• _PROBLEM DESCRIPTION_
Produce an exact copy of all the records.

§ §

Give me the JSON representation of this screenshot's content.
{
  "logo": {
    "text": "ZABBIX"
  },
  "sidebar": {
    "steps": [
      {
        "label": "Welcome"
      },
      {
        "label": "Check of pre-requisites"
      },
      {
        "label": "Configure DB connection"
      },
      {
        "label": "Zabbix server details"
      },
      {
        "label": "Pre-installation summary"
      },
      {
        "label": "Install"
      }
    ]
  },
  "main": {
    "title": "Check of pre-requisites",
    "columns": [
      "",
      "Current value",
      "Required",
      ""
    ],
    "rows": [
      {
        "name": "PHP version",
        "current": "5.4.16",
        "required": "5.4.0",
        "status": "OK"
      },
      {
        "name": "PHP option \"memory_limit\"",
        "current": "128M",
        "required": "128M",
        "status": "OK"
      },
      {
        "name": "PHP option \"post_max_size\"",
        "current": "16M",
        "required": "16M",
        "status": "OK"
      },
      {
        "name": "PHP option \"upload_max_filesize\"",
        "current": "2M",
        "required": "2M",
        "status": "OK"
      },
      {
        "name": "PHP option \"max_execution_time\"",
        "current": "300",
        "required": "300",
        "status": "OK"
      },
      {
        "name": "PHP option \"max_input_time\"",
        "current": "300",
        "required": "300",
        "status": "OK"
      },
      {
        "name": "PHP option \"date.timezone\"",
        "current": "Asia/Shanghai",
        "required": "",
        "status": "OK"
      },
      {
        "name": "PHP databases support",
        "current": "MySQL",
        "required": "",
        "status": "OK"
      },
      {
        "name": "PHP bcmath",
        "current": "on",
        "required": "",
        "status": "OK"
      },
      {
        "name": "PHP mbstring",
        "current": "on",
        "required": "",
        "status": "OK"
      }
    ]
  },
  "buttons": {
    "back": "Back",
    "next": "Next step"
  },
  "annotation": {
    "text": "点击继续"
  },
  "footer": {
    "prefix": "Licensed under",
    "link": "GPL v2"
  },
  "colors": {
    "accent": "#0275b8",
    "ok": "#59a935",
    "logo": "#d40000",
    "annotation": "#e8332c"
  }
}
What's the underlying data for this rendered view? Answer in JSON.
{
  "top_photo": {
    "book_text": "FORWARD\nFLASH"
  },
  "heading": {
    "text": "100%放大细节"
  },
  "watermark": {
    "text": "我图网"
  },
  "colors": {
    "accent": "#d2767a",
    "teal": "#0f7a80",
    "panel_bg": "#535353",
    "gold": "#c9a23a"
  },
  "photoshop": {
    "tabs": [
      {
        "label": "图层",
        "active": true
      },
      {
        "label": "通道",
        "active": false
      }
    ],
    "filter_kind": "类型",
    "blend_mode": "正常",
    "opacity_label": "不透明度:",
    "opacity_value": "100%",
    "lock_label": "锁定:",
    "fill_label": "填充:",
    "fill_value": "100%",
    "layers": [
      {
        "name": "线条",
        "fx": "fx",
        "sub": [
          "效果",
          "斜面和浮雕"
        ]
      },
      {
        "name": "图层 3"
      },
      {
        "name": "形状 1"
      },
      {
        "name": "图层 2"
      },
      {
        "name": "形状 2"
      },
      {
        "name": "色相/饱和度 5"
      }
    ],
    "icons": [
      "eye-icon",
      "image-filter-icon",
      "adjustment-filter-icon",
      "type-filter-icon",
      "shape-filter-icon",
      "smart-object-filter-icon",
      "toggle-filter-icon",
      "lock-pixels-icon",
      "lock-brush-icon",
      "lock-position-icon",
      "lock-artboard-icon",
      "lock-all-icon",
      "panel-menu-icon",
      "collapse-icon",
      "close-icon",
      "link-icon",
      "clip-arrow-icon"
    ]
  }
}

§ §

• _FINAL RESULT_
Give me the JSON representation of this screenshot's content.
{
  "logo": {
    "text": "ZABBIX"
  },
  "sidebar": {
    "steps": [
      {
        "label": "Welcome"
      },
      {
        "label": "Check of pre-requisites"
      },
      {
        "label": "Configure DB connection"
      },
      {
        "label": "Zabbix server details"
      },
      {
        "label": "Pre-installation summary"
      },
      {
        "label": "Install"
      }
    ]
  },
  "main": {
    "title": "Check of pre-requisites",
    "columns": [
      "",
      "Current value",
      "Required",
      ""
    ],
    "rows": [
      {
        "name": "PHP version",
        "current": "5.4.16",
        "required": "5.4.0",
        "status": "OK"
      },
      {
        "name": "PHP option \"memory_limit\"",
        "current": "128M",
        "required": "128M",
        "status": "OK"
      },
      {
        "name": "PHP option \"post_max_size\"",
        "current": "16M",
        "required": "16M",
        "status": "OK"
      },
      {
        "name": "PHP option \"upload_max_filesize\"",
        "current": "2M",
        "required": "2M",
        "status": "OK"
      },
      {
        "name": "PHP option \"max_execution_time\"",
        "current": "300",
        "required": "300",
        "status": "OK"
      },
      {
        "name": "PHP option \"max_input_time\"",
        "current": "300",
        "required": "300",
        "status": "OK"
      },
      {
        "name": "PHP option \"date.timezone\"",
        "current": "Asia/Shanghai",
        "required": "",
        "status": "OK"
      },
      {
        "name": "PHP databases support",
        "current": "MySQL",
        "required": "",
        "status": "OK"
      },
      {
        "name": "PHP bcmath",
        "current": "on",
        "required": "",
        "status": "OK"
      },
      {
        "name": "PHP mbstring",
        "current": "on",
        "required": "",
        "status": "OK"
      }
    ]
  },
  "buttons": {
    "back": "Back",
    "next": "Next step"
  },
  "annotation": {
    "text": "点击继续"
  },
  "footer": {
    "prefix": "Licensed under",
    "link": "GPL v2"
  },
  "colors": {
    "accent": "#0275b8",
    "ok": "#59a935",
    "logo": "#d40000",
    "annotation": "#e8332c"
  }
}
What's the underlying data for this rendered view? Answer in JSON.
{
  "top_photo": {
    "book_text": "FORWARD\nFLASH"
  },
  "heading": {
    "text": "100%放大细节"
  },
  "watermark": {
    "text": "我图网"
  },
  "colors": {
    "accent": "#d2767a",
    "teal": "#0f7a80",
    "panel_bg": "#535353",
    "gold": "#c9a23a"
  },
  "photoshop": {
    "tabs": [
      {
        "label": "图层",
        "active": true
      },
      {
        "label": "通道",
        "active": false
      }
    ],
    "filter_kind": "类型",
    "blend_mode": "正常",
    "opacity_label": "不透明度:",
    "opacity_value": "100%",
    "lock_label": "锁定:",
    "fill_label": "填充:",
    "fill_value": "100%",
    "layers": [
      {
        "name": "线条",
        "fx": "fx",
        "sub": [
          "效果",
          "斜面和浮雕"
        ]
      },
      {
        "name": "图层 3"
      },
      {
        "name": "形状 1"
      },
      {
        "name": "图层 2"
      },
      {
        "name": "形状 2"
      },
      {
        "name": "色相/饱和度 5"
      }
    ],
    "icons": [
      "eye-icon",
      "image-filter-icon",
      "adjustment-filter-icon",
      "type-filter-icon",
      "shape-filter-icon",
      "smart-object-filter-icon",
      "toggle-filter-icon",
      "lock-pixels-icon",
      "lock-brush-icon",
      "lock-position-icon",
      "lock-artboard-icon",
      "lock-all-icon",
      "panel-menu-icon",
      "collapse-icon",
      "close-icon",
      "link-icon",
      "clip-arrow-icon"
    ]
  }
}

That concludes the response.